**Provided data**
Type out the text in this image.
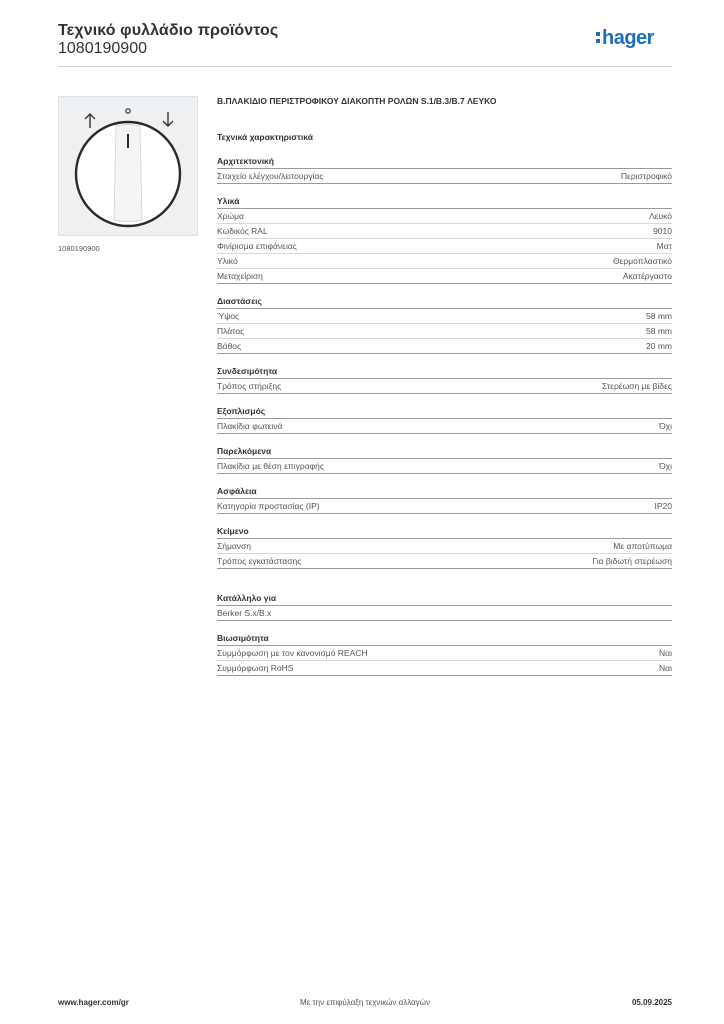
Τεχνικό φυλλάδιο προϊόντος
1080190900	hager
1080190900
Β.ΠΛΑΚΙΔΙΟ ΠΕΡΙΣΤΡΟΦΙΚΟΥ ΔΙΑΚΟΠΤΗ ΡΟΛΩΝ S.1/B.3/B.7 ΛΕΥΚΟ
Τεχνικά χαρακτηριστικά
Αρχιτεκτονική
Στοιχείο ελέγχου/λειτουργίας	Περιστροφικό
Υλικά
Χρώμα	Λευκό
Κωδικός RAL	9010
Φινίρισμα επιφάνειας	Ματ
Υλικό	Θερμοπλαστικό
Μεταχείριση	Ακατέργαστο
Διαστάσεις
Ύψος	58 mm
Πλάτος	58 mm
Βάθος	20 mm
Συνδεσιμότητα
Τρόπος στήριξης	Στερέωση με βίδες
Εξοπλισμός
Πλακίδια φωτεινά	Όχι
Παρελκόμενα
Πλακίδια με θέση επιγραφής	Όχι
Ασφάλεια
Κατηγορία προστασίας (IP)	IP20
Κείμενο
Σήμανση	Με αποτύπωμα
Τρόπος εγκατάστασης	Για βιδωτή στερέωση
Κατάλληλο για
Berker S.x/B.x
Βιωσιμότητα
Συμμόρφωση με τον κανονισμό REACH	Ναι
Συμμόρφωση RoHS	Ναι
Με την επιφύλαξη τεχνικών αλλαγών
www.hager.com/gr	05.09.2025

**Exercise description**
Pick out and copy the lines of the entries that hold the string "Τρόπος".

**Written response**
Τρόπος στήριξης	Στερέωση με βίδες
Τρόπος εγκατάστασης	Για βιδωτή στερέωση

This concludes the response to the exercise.